Stored dataset items:
____

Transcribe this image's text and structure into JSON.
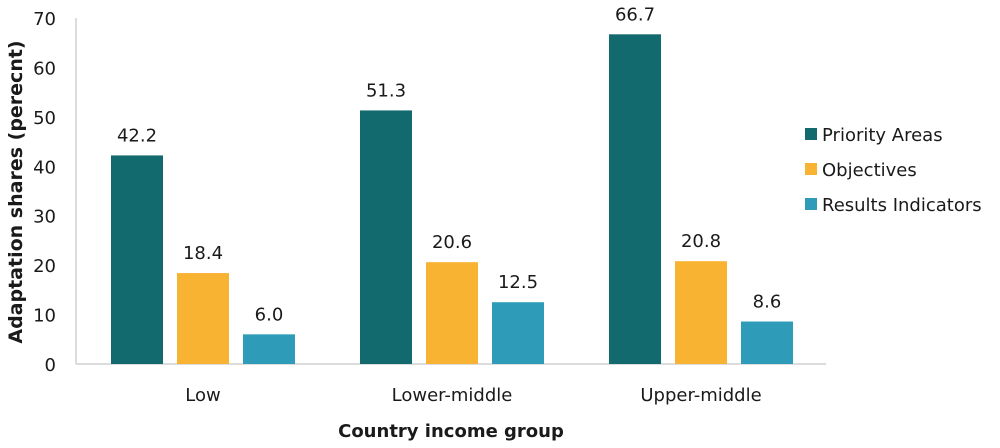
{
  "chart_data": {
    "type": "bar",
    "title": "",
    "xlabel": "Country income group",
    "ylabel": "Adaptation shares (perecnt)",
    "ylim": [
      0,
      70
    ],
    "yticks": [
      0,
      10,
      20,
      30,
      40,
      50,
      60,
      70
    ],
    "grid": false,
    "legend_position": "right",
    "categories": [
      "Low",
      "Lower-middle",
      "Upper-middle"
    ],
    "series": [
      {
        "name": "Priority Areas",
        "color": "#136a6e",
        "values": [
          42.2,
          51.3,
          66.7
        ],
        "labels": [
          "42.2",
          "51.3",
          "66.7"
        ]
      },
      {
        "name": "Objectives",
        "color": "#f9b332",
        "values": [
          18.4,
          20.6,
          20.8
        ],
        "labels": [
          "18.4",
          "20.6",
          "20.8"
        ]
      },
      {
        "name": "Results Indicators",
        "color": "#2e9cb9",
        "values": [
          6.0,
          12.5,
          8.6
        ],
        "labels": [
          "6.0",
          "12.5",
          "8.6"
        ]
      }
    ]
  }
}
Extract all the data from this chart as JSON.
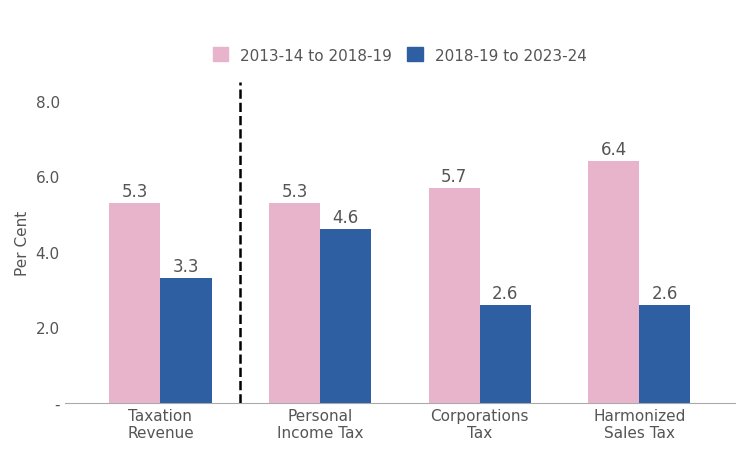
{
  "categories": [
    "Taxation\nRevenue",
    "Personal\nIncome Tax",
    "Corporations\nTax",
    "Harmonized\nSales Tax"
  ],
  "series1_label": "2013-14 to 2018-19",
  "series2_label": "2018-19 to 2023-24",
  "series1_values": [
    5.3,
    5.3,
    5.7,
    6.4
  ],
  "series2_values": [
    3.3,
    4.6,
    2.6,
    2.6
  ],
  "series1_color": "#e8b4cb",
  "series2_color": "#2e5fa3",
  "bar_width": 0.32,
  "ylim": [
    0,
    8.5
  ],
  "yticks": [
    0,
    2.0,
    4.0,
    6.0,
    8.0
  ],
  "ytick_labels": [
    "-",
    "2.0",
    "4.0",
    "6.0",
    "8.0"
  ],
  "ylabel": "Per Cent",
  "dashed_line_x": 0.5,
  "value_labels_series1": [
    "5.3",
    "5.3",
    "5.7",
    "6.4"
  ],
  "value_labels_series2": [
    "3.3",
    "4.6",
    "2.6",
    "2.6"
  ],
  "background_color": "#ffffff",
  "font_color": "#555555",
  "label_fontsize": 11,
  "tick_fontsize": 11,
  "value_fontsize": 12,
  "legend_fontsize": 11
}
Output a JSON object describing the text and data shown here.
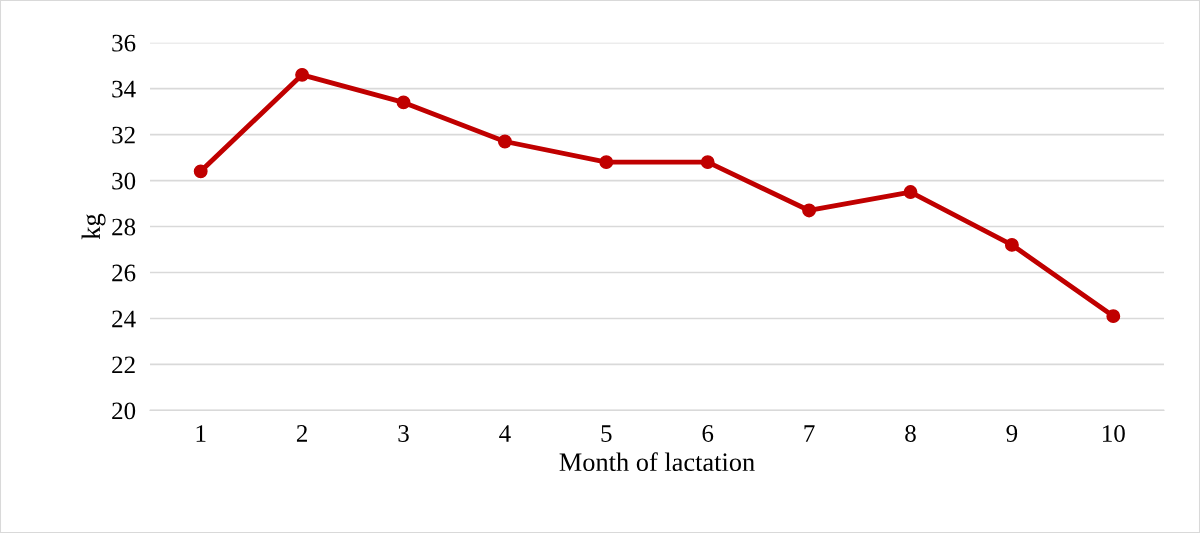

____

→ **Aim**: Quote the data exactly, leaving every image out of the copy.

→ **Task output**:
Transcribe this image's text and structure into JSON.
{
  "chart_data": {
    "type": "bar",
    "title": "",
    "xlabel": "Country income group",
    "ylabel": "Adaptation shares (perecnt)",
    "ylim": [
      0,
      70
    ],
    "yticks": [
      0,
      10,
      20,
      30,
      40,
      50,
      60,
      70
    ],
    "grid": false,
    "legend_position": "right",
    "categories": [
      "Low",
      "Lower-middle",
      "Upper-middle"
    ],
    "series": [
      {
        "name": "Priority Areas",
        "color": "#136a6e",
        "values": [
          42.2,
          51.3,
          66.7
        ],
        "labels": [
          "42.2",
          "51.3",
          "66.7"
        ]
      },
      {
        "name": "Objectives",
        "color": "#f9b332",
        "values": [
          18.4,
          20.6,
          20.8
        ],
        "labels": [
          "18.4",
          "20.6",
          "20.8"
        ]
      },
      {
        "name": "Results Indicators",
        "color": "#2e9cb9",
        "values": [
          6.0,
          12.5,
          8.6
        ],
        "labels": [
          "6.0",
          "12.5",
          "8.6"
        ]
      }
    ]
  }
}
Extract all the data from this chart as JSON.
{
  "categories": [
    "Taxation\nRevenue",
    "Personal\nIncome Tax",
    "Corporations\nTax",
    "Harmonized\nSales Tax"
  ],
  "series1_label": "2013-14 to 2018-19",
  "series2_label": "2018-19 to 2023-24",
  "series1_values": [
    5.3,
    5.3,
    5.7,
    6.4
  ],
  "series2_values": [
    3.3,
    4.6,
    2.6,
    2.6
  ],
  "series1_color": "#e8b4cb",
  "series2_color": "#2e5fa3",
  "bar_width": 0.32,
  "ylim": [
    0,
    8.5
  ],
  "yticks": [
    0,
    2.0,
    4.0,
    6.0,
    8.0
  ],
  "ytick_labels": [
    "-",
    "2.0",
    "4.0",
    "6.0",
    "8.0"
  ],
  "ylabel": "Per Cent",
  "dashed_line_x": 0.5,
  "value_labels_series1": [
    "5.3",
    "5.3",
    "5.7",
    "6.4"
  ],
  "value_labels_series2": [
    "3.3",
    "4.6",
    "2.6",
    "2.6"
  ],
  "background_color": "#ffffff",
  "font_color": "#555555",
  "label_fontsize": 11,
  "tick_fontsize": 11,
  "value_fontsize": 12,
  "legend_fontsize": 11
}
Output a JSON object describing the text and data shown here.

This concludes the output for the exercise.